### Directives
a) In the birding diary, which hill did the walk on April 30, 2025 reach the top of?
b) Rewrite the listing from its first line up to and including the line with "heatmap-cell: [858, 257, 876, 289]", replacing "Text" with "Label" throughout and leaving everything else unchanged.

[start Supplied text]

Wednesday, April 30, 2025

We walked from home on this warm sunny day, following a well-worn path to the top of Maol Chalaisgeig - where the wind nearly blew me over! During the ascent, a cuckoo's fluty notes rang out across the river gorge, and as we paused for breath on a steep bit, a grasshopper warbler's reeling was heard from the hillside below. The reeling seemed to come from an area of grass, heather, dead bracken, pine trees, and birches; but although we stood there for some time I couldn't pinpoint the exact source of the sound (unfortunately, Greger can no longer hear it at all) and we failed to spot the bird. It was still good to hear it though, and although this is a small hill, it is still a hill - so grasshopper warbler makes its debut on my hill-walking list!


Saturday, April 26, 2025


The ferry was going down the loch towards the Summer Isles as I locked my car on West Terrace this morning - and I thought "There goes my heart". But I've vowed there will be no pelagics this year until May at least, as they have become a bit of an addiction!

[end Supplied text]
[start Material for this task]

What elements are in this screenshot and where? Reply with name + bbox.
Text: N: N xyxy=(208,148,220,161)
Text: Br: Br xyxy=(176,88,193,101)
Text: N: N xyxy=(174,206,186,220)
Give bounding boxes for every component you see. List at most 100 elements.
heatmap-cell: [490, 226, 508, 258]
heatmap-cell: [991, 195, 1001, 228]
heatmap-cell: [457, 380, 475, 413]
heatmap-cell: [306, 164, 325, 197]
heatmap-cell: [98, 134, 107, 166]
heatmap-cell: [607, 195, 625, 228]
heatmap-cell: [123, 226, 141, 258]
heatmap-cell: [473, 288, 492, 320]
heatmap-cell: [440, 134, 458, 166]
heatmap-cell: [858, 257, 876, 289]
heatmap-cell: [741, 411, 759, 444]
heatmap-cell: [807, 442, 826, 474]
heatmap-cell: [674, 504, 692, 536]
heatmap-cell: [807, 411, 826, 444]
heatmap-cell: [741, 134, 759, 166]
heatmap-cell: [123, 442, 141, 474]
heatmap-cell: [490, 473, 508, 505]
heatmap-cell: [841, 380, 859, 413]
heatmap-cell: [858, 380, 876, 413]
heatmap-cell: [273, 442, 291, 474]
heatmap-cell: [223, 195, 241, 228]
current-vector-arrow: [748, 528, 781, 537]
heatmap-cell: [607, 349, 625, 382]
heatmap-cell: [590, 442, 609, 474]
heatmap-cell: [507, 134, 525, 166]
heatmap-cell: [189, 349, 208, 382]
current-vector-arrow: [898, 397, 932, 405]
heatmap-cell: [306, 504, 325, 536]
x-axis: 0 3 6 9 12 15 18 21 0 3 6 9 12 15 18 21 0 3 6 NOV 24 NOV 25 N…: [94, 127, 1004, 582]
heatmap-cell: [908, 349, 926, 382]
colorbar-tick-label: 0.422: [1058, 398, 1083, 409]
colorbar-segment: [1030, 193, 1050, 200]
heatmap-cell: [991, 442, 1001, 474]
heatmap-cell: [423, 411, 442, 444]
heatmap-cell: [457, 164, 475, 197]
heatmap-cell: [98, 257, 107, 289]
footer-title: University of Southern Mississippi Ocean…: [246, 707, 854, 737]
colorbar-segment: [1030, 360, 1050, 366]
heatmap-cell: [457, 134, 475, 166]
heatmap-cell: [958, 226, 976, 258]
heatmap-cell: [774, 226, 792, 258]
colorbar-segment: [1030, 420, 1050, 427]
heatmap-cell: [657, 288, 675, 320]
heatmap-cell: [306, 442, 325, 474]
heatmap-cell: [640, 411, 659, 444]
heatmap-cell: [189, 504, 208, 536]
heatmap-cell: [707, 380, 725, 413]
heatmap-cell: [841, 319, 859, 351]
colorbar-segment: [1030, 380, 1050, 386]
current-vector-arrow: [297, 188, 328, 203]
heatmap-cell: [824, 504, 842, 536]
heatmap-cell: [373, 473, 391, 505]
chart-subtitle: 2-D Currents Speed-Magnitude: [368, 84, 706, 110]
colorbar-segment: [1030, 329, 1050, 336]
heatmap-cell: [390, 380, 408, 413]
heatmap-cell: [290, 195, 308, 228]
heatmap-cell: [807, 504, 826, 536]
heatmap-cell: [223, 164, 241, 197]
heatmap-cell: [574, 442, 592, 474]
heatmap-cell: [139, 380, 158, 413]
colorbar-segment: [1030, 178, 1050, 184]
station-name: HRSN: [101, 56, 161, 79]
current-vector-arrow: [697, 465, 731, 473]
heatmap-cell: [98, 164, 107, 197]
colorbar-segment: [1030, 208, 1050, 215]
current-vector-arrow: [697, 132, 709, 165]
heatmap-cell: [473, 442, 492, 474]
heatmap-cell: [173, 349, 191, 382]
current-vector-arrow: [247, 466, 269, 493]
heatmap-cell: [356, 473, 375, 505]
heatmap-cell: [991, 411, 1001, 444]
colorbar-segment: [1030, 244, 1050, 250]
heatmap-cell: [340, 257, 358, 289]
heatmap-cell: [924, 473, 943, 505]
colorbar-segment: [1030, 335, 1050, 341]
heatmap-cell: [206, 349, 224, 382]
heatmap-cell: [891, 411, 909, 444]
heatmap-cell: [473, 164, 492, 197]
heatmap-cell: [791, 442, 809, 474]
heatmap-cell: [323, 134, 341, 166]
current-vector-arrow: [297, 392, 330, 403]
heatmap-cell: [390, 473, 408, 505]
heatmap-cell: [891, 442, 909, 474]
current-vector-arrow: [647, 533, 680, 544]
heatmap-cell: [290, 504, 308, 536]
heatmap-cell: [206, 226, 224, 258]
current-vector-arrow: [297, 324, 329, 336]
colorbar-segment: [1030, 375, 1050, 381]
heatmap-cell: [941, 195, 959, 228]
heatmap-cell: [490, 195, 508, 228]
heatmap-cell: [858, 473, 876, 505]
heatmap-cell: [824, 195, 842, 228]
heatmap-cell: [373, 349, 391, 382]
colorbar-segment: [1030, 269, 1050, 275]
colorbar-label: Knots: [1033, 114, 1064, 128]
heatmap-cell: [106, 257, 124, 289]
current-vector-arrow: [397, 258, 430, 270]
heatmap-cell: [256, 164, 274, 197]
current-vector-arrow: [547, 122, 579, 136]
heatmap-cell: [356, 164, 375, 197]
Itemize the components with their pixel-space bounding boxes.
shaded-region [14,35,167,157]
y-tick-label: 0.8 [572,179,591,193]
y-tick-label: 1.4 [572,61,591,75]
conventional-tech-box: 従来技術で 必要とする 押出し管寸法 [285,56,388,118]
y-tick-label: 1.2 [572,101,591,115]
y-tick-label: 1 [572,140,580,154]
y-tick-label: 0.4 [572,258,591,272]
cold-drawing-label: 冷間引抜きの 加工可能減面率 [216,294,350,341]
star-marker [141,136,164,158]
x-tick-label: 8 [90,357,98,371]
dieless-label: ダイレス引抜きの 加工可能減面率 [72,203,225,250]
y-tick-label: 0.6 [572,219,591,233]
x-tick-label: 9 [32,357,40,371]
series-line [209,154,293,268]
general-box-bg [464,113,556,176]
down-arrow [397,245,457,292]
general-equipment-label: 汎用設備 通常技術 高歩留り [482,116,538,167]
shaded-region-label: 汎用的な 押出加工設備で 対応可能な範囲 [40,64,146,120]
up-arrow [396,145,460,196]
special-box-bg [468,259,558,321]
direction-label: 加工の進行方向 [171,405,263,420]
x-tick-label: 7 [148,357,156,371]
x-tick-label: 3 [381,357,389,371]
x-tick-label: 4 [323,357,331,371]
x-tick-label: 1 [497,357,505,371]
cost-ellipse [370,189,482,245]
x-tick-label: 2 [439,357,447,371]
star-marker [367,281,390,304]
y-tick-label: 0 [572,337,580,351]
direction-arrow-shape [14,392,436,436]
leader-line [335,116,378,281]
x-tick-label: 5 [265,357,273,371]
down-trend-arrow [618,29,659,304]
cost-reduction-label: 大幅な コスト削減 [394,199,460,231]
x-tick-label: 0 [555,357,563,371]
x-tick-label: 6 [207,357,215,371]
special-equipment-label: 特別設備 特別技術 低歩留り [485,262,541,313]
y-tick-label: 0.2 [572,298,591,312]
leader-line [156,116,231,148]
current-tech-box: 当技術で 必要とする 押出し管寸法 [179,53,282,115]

[end Material for this task]

### Written answers
a) Maol Chalaisgeig

b)
What elements are in this screenshot and where? Reply with name + bbox.
Label: N: N xyxy=(208,148,220,161)
Label: Br: Br xyxy=(176,88,193,101)
Label: N: N xyxy=(174,206,186,220)
Give bounding boxes for every component you see. List at most 100 elements.
heatmap-cell: [490, 226, 508, 258]
heatmap-cell: [991, 195, 1001, 228]
heatmap-cell: [457, 380, 475, 413]
heatmap-cell: [306, 164, 325, 197]
heatmap-cell: [98, 134, 107, 166]
heatmap-cell: [607, 195, 625, 228]
heatmap-cell: [123, 226, 141, 258]
heatmap-cell: [473, 288, 492, 320]
heatmap-cell: [440, 134, 458, 166]
heatmap-cell: [858, 257, 876, 289]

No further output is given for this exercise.